Stored records:
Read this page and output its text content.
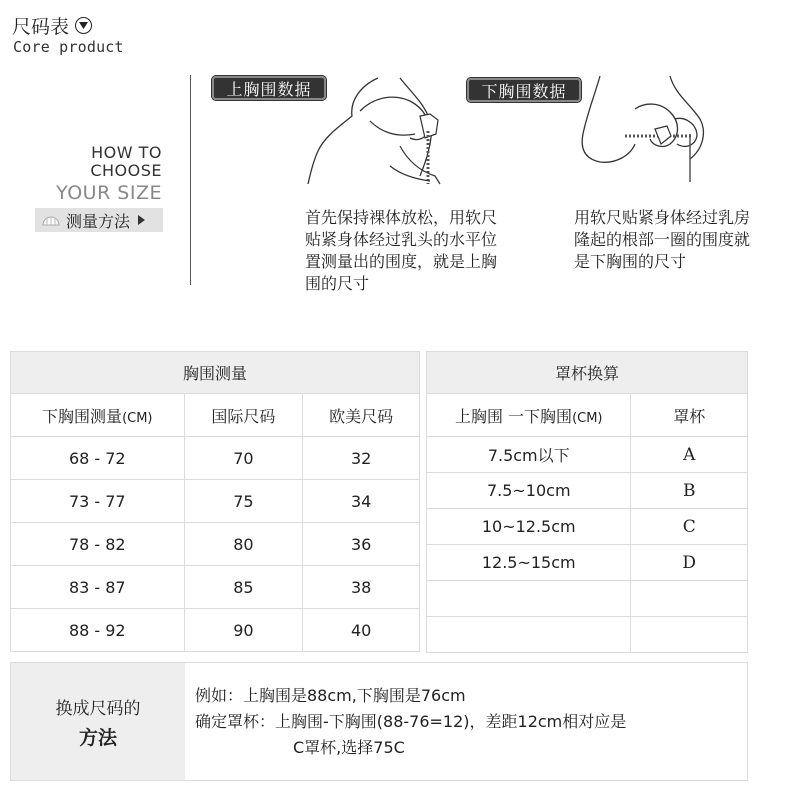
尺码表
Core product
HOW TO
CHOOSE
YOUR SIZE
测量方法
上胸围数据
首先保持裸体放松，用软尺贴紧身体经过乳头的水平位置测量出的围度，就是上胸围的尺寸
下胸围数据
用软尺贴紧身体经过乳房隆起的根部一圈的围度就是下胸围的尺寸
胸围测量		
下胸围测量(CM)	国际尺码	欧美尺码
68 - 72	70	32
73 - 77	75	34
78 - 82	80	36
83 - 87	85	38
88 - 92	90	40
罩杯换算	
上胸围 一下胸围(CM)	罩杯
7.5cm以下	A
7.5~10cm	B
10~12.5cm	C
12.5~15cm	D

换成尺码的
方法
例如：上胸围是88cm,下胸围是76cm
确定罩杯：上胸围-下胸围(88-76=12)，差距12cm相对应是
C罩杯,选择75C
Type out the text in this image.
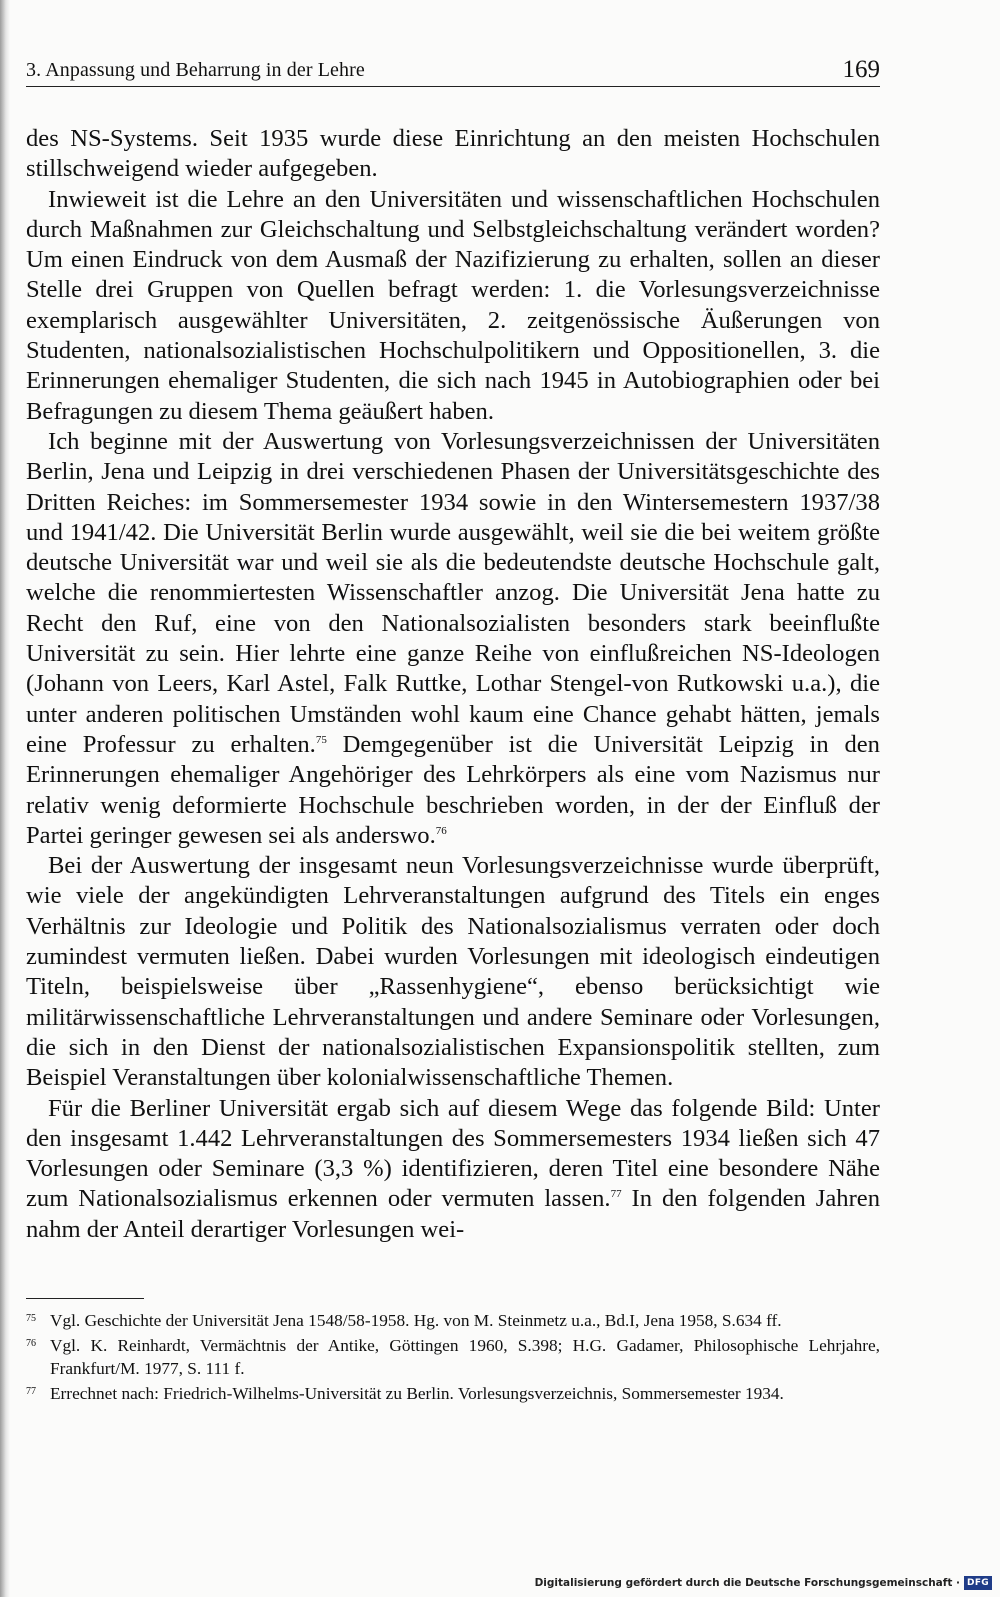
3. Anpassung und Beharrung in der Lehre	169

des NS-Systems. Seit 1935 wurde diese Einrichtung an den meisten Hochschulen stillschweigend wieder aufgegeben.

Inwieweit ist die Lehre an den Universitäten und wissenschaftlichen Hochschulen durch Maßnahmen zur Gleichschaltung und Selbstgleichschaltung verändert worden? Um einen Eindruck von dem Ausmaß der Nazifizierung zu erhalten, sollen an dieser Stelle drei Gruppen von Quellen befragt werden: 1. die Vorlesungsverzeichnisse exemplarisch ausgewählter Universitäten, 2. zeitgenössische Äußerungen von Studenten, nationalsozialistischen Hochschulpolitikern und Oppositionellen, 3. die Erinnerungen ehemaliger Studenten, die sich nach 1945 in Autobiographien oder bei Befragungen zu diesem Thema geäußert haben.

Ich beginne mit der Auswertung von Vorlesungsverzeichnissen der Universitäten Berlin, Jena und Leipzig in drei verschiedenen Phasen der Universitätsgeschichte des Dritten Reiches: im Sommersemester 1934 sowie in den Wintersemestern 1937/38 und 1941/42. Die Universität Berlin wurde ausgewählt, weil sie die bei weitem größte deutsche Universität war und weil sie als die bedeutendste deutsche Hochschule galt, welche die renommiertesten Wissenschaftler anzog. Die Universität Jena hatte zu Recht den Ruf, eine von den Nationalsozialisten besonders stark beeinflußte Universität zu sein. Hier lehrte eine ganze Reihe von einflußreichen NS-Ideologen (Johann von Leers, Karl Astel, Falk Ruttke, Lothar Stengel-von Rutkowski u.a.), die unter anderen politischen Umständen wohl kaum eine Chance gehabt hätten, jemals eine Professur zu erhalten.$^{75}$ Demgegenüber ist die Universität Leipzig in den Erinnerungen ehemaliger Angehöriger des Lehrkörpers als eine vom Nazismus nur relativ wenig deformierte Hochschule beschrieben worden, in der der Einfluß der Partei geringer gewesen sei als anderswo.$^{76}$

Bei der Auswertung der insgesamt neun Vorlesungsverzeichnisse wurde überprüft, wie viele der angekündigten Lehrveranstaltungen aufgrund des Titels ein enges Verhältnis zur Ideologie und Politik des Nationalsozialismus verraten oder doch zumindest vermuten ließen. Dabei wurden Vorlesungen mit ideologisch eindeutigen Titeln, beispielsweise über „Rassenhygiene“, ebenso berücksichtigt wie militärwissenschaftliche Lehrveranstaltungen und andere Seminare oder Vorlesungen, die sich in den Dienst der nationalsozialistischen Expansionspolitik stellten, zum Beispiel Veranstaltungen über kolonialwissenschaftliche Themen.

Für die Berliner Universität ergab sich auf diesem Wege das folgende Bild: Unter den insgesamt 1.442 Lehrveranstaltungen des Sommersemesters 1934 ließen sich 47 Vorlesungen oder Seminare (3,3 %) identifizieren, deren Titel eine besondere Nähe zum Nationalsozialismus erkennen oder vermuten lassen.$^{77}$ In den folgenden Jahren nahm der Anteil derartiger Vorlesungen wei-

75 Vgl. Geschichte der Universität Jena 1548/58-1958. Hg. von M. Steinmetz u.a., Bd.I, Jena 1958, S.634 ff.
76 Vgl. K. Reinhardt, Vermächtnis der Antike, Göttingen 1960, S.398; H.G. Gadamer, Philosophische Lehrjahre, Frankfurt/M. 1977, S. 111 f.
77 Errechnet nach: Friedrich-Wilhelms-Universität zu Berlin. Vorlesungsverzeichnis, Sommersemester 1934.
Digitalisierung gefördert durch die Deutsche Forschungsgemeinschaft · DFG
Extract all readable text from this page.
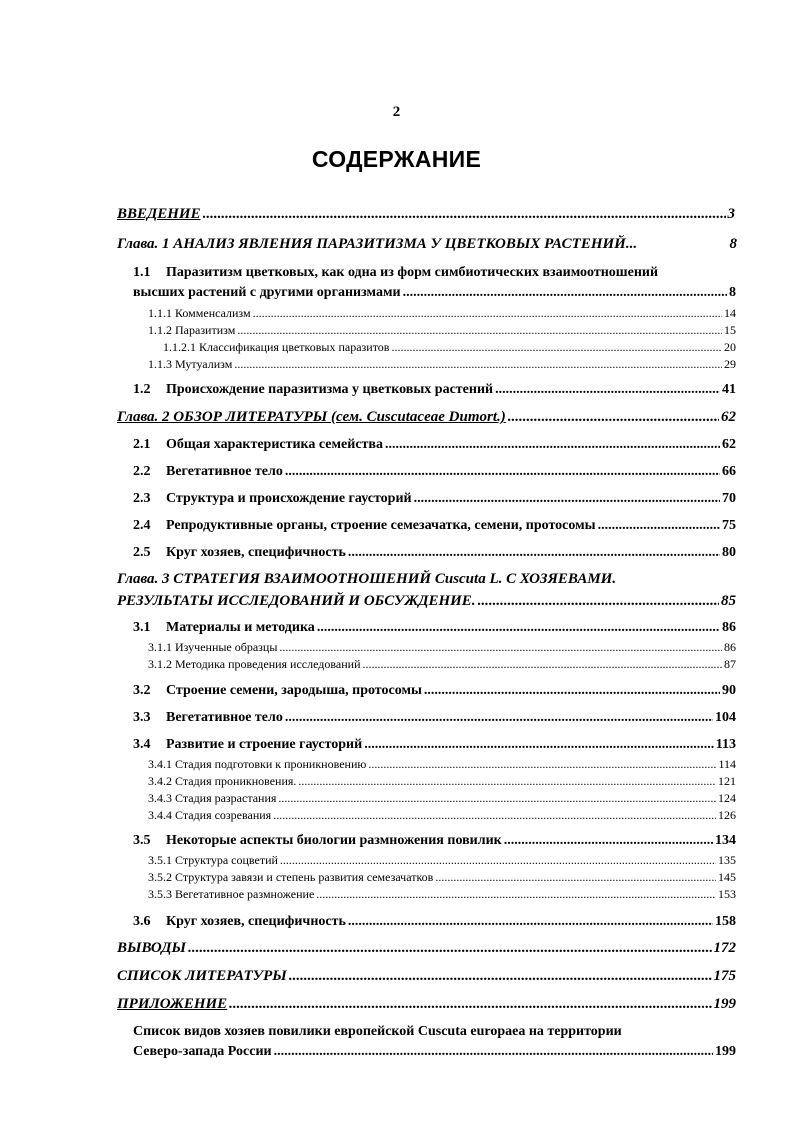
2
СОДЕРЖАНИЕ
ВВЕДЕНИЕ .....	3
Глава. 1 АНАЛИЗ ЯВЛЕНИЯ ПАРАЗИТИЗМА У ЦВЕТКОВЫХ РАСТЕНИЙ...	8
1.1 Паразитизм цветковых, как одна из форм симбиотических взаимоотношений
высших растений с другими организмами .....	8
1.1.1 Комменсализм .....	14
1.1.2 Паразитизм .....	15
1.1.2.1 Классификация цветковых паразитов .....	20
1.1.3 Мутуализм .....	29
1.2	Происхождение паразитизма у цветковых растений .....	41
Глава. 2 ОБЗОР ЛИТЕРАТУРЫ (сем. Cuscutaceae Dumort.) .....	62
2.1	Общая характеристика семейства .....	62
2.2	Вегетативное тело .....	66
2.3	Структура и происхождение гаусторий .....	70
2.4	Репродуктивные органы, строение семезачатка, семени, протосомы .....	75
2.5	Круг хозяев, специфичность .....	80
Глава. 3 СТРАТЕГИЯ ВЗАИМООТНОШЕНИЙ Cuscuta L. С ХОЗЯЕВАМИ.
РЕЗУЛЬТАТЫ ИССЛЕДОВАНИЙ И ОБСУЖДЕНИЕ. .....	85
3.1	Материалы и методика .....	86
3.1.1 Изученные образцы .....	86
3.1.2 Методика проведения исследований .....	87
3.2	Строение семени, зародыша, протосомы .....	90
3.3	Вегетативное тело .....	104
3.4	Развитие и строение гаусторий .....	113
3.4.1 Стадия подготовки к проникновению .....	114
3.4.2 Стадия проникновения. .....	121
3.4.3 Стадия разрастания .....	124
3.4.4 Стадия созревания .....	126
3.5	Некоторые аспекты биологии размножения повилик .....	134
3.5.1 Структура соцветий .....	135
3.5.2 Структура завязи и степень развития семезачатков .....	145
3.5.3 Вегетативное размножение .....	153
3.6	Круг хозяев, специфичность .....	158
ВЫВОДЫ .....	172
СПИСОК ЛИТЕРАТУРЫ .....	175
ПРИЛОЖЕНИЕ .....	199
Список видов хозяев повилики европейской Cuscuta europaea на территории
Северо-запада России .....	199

What to produce —
The records above must be transcribed exactly. Pictures are left out of the copy.

Expected answer —
Read this page and output its text content.
尺码表
Core product
HOW TO
CHOOSE
YOUR SIZE
测量方法
上胸围数据
首先保持裸体放松，用软尺贴紧身体经过乳头的水平位置测量出的围度，就是上胸围的尺寸
下胸围数据
用软尺贴紧身体经过乳房隆起的根部一圈的围度就是下胸围的尺寸
胸围测量		
下胸围测量(CM)	国际尺码	欧美尺码
68 - 72	70	32
73 - 77	75	34
78 - 82	80	36
83 - 87	85	38
88 - 92	90	40
罩杯换算	
上胸围 一下胸围(CM)	罩杯
7.5cm以下	A
7.5~10cm	B
10~12.5cm	C
12.5~15cm	D

换成尺码的
方法
例如：上胸围是88cm,下胸围是76cm
确定罩杯：上胸围-下胸围(88-76=12)，差距12cm相对应是
C罩杯,选择75C
Type out the text in this image.
3. Anpassung und Beharrung in der Lehre	169

des NS-Systems. Seit 1935 wurde diese Einrichtung an den meisten Hochschulen stillschweigend wieder aufgegeben.

Inwieweit ist die Lehre an den Universitäten und wissenschaftlichen Hochschulen durch Maßnahmen zur Gleichschaltung und Selbstgleichschaltung verändert worden? Um einen Eindruck von dem Ausmaß der Nazifizierung zu erhalten, sollen an dieser Stelle drei Gruppen von Quellen befragt werden: 1. die Vorlesungsverzeichnisse exemplarisch ausgewählter Universitäten, 2. zeitgenössische Äußerungen von Studenten, nationalsozialistischen Hochschulpolitikern und Oppositionellen, 3. die Erinnerungen ehemaliger Studenten, die sich nach 1945 in Autobiographien oder bei Befragungen zu diesem Thema geäußert haben.

Ich beginne mit der Auswertung von Vorlesungsverzeichnissen der Universitäten Berlin, Jena und Leipzig in drei verschiedenen Phasen der Universitätsgeschichte des Dritten Reiches: im Sommersemester 1934 sowie in den Wintersemestern 1937/38 und 1941/42. Die Universität Berlin wurde ausgewählt, weil sie die bei weitem größte deutsche Universität war und weil sie als die bedeutendste deutsche Hochschule galt, welche die renommiertesten Wissenschaftler anzog. Die Universität Jena hatte zu Recht den Ruf, eine von den Nationalsozialisten besonders stark beeinflußte Universität zu sein. Hier lehrte eine ganze Reihe von einflußreichen NS-Ideologen (Johann von Leers, Karl Astel, Falk Ruttke, Lothar Stengel-von Rutkowski u.a.), die unter anderen politischen Umständen wohl kaum eine Chance gehabt hätten, jemals eine Professur zu erhalten.$^{75}$ Demgegenüber ist die Universität Leipzig in den Erinnerungen ehemaliger Angehöriger des Lehrkörpers als eine vom Nazismus nur relativ wenig deformierte Hochschule beschrieben worden, in der der Einfluß der Partei geringer gewesen sei als anderswo.$^{76}$

Bei der Auswertung der insgesamt neun Vorlesungsverzeichnisse wurde überprüft, wie viele der angekündigten Lehrveranstaltungen aufgrund des Titels ein enges Verhältnis zur Ideologie und Politik des Nationalsozialismus verraten oder doch zumindest vermuten ließen. Dabei wurden Vorlesungen mit ideologisch eindeutigen Titeln, beispielsweise über „Rassenhygiene“, ebenso berücksichtigt wie militärwissenschaftliche Lehrveranstaltungen und andere Seminare oder Vorlesungen, die sich in den Dienst der nationalsozialistischen Expansionspolitik stellten, zum Beispiel Veranstaltungen über kolonialwissenschaftliche Themen.

Für die Berliner Universität ergab sich auf diesem Wege das folgende Bild: Unter den insgesamt 1.442 Lehrveranstaltungen des Sommersemesters 1934 ließen sich 47 Vorlesungen oder Seminare (3,3 %) identifizieren, deren Titel eine besondere Nähe zum Nationalsozialismus erkennen oder vermuten lassen.$^{77}$ In den folgenden Jahren nahm der Anteil derartiger Vorlesungen wei-

75 Vgl. Geschichte der Universität Jena 1548/58-1958. Hg. von M. Steinmetz u.a., Bd.I, Jena 1958, S.634 ff.
76 Vgl. K. Reinhardt, Vermächtnis der Antike, Göttingen 1960, S.398; H.G. Gadamer, Philosophische Lehrjahre, Frankfurt/M. 1977, S. 111 f.
77 Errechnet nach: Friedrich-Wilhelms-Universität zu Berlin. Vorlesungsverzeichnis, Sommersemester 1934.
Digitalisierung gefördert durch die Deutsche Forschungsgemeinschaft · DFG
Extract all readable text from this page.
2
СОДЕРЖАНИЕ
ВВЕДЕНИЕ .....	3
Глава. 1 АНАЛИЗ ЯВЛЕНИЯ ПАРАЗИТИЗМА У ЦВЕТКОВЫХ РАСТЕНИЙ...	8
1.1 Паразитизм цветковых, как одна из форм симбиотических взаимоотношений
высших растений с другими организмами .....	8
1.1.1 Комменсализм .....	14
1.1.2 Паразитизм .....	15
1.1.2.1 Классификация цветковых паразитов .....	20
1.1.3 Мутуализм .....	29
1.2	Происхождение паразитизма у цветковых растений .....	41
Глава. 2 ОБЗОР ЛИТЕРАТУРЫ (сем. Cuscutaceae Dumort.) .....	62
2.1	Общая характеристика семейства .....	62
2.2	Вегетативное тело .....	66
2.3	Структура и происхождение гаусторий .....	70
2.4	Репродуктивные органы, строение семезачатка, семени, протосомы .....	75
2.5	Круг хозяев, специфичность .....	80
Глава. 3 СТРАТЕГИЯ ВЗАИМООТНОШЕНИЙ Cuscuta L. С ХОЗЯЕВАМИ.
РЕЗУЛЬТАТЫ ИССЛЕДОВАНИЙ И ОБСУЖДЕНИЕ. .....	85
3.1	Материалы и методика .....	86
3.1.1 Изученные образцы .....	86
3.1.2 Методика проведения исследований .....	87
3.2	Строение семени, зародыша, протосомы .....	90
3.3	Вегетативное тело .....	104
3.4	Развитие и строение гаусторий .....	113
3.4.1 Стадия подготовки к проникновению .....	114
3.4.2 Стадия проникновения. .....	121
3.4.3 Стадия разрастания .....	124
3.4.4 Стадия созревания .....	126
3.5	Некоторые аспекты биологии размножения повилик .....	134
3.5.1 Структура соцветий .....	135
3.5.2 Структура завязи и степень развития семезачатков .....	145
3.5.3 Вегетативное размножение .....	153
3.6	Круг хозяев, специфичность .....	158
ВЫВОДЫ .....	172
СПИСОК ЛИТЕРАТУРЫ .....	175
ПРИЛОЖЕНИЕ .....	199
Список видов хозяев повилики европейской Cuscuta europaea на территории
Северо-запада России .....	199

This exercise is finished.